[start Raw records]

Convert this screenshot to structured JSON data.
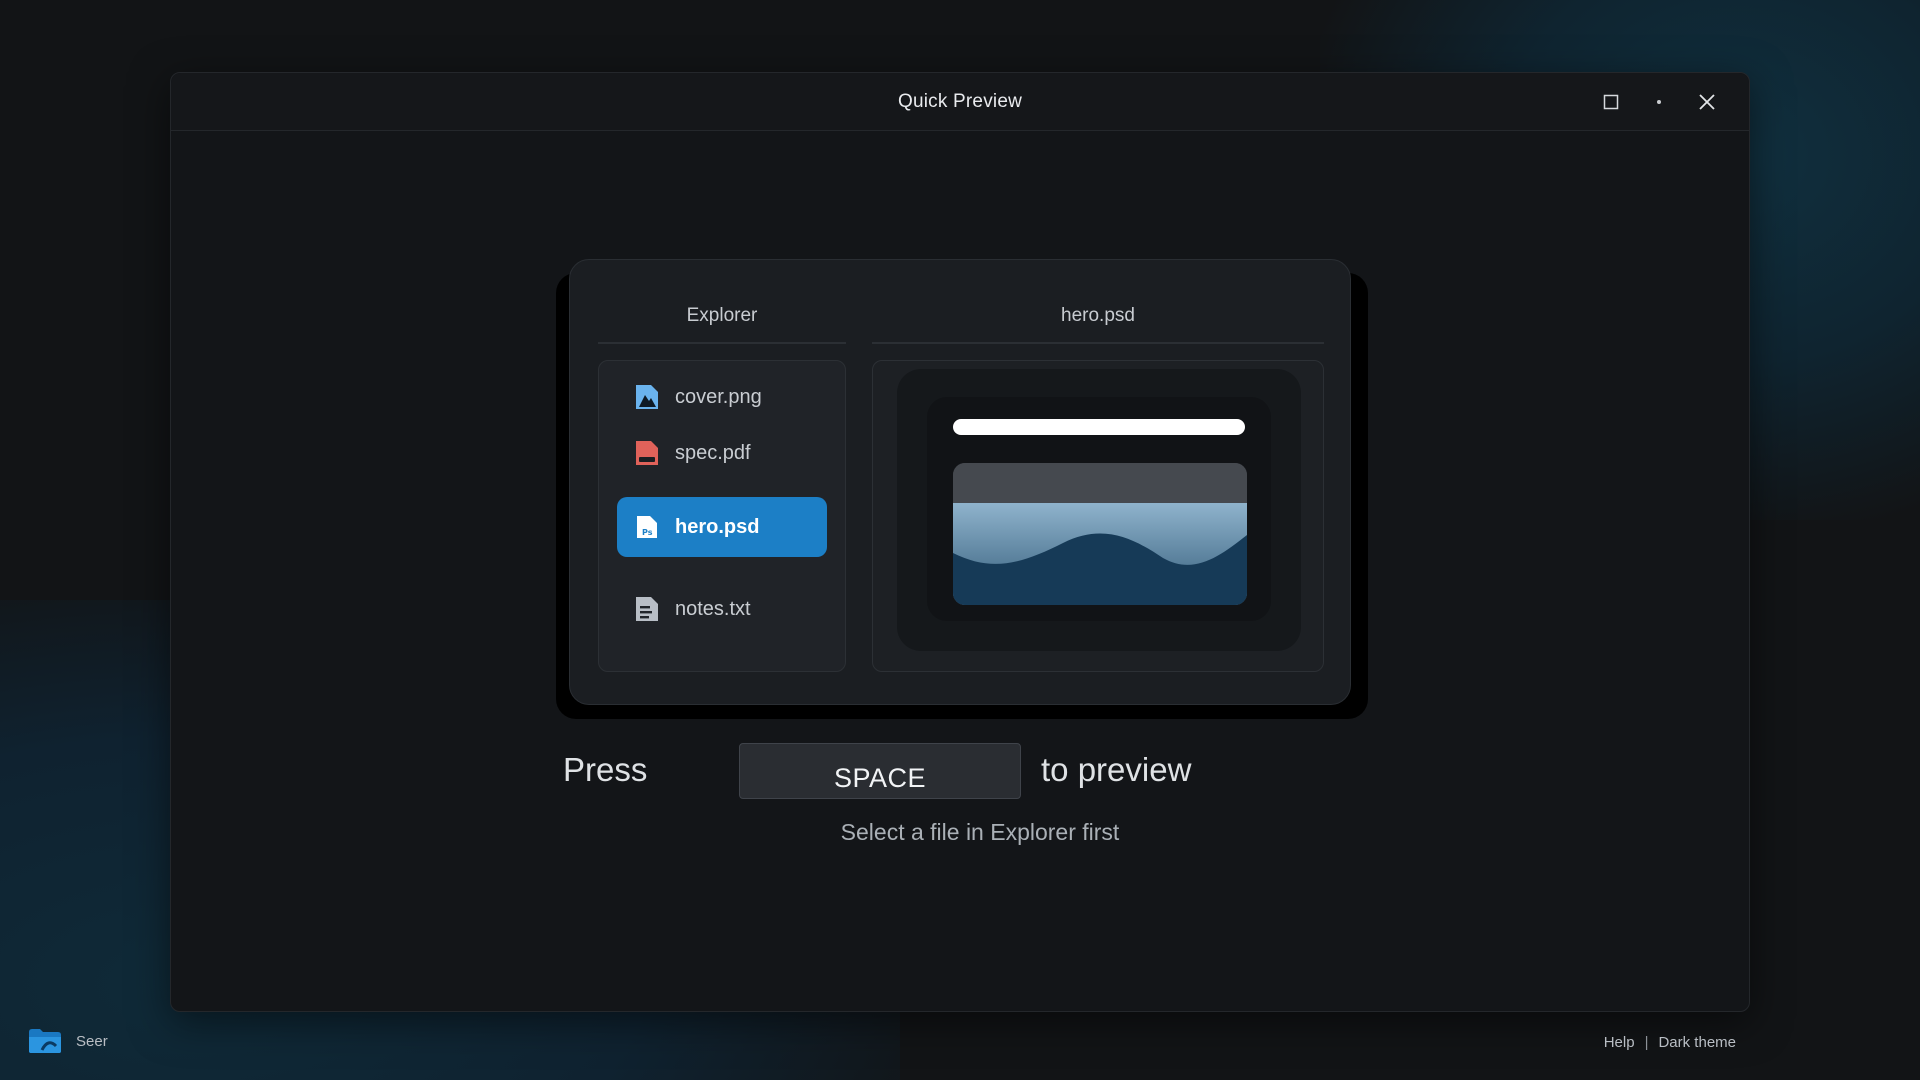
{
  "window": {
    "title": "Quick Preview",
    "controls": [
      "maximize-icon",
      "dot-icon",
      "close-icon"
    ]
  },
  "explorer": {
    "header": "Explorer",
    "files": [
      {
        "name": "cover.png",
        "icon": "image-file-icon",
        "selected": false
      },
      {
        "name": "spec.pdf",
        "icon": "pdf-file-icon",
        "selected": false
      },
      {
        "name": "hero.psd",
        "icon": "psd-file-icon",
        "selected": true
      },
      {
        "name": "notes.txt",
        "icon": "text-file-icon",
        "selected": false
      }
    ]
  },
  "preview": {
    "header": "hero.psd"
  },
  "instruction": {
    "press": "Press",
    "key": "SPACE",
    "suffix": "to preview",
    "hint": "Select a file in Explorer first"
  },
  "taskbar": {
    "app_name": "Seer",
    "app_icon": "folder-icon"
  },
  "footer": {
    "help": "Help",
    "separator": "|",
    "theme": "Dark theme"
  },
  "colors": {
    "accent": "#1c7fc6",
    "background": "#121416",
    "window": "#131518"
  }
}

[end Raw records]

An exact transcription of all the entries is required, without the pictures.

* [Solution for this exercise]:
Convert this screenshot to structured JSON data.
{
  "window": {
    "title": "Quick Preview",
    "controls": [
      "maximize-icon",
      "dot-icon",
      "close-icon"
    ]
  },
  "explorer": {
    "header": "Explorer",
    "files": [
      {
        "name": "cover.png",
        "icon": "image-file-icon",
        "selected": false
      },
      {
        "name": "spec.pdf",
        "icon": "pdf-file-icon",
        "selected": false
      },
      {
        "name": "hero.psd",
        "icon": "psd-file-icon",
        "selected": true
      },
      {
        "name": "notes.txt",
        "icon": "text-file-icon",
        "selected": false
      }
    ]
  },
  "preview": {
    "header": "hero.psd"
  },
  "instruction": {
    "press": "Press",
    "key": "SPACE",
    "suffix": "to preview",
    "hint": "Select a file in Explorer first"
  },
  "taskbar": {
    "app_name": "Seer",
    "app_icon": "folder-icon"
  },
  "footer": {
    "help": "Help",
    "separator": "|",
    "theme": "Dark theme"
  },
  "colors": {
    "accent": "#1c7fc6",
    "background": "#121416",
    "window": "#131518"
  }
}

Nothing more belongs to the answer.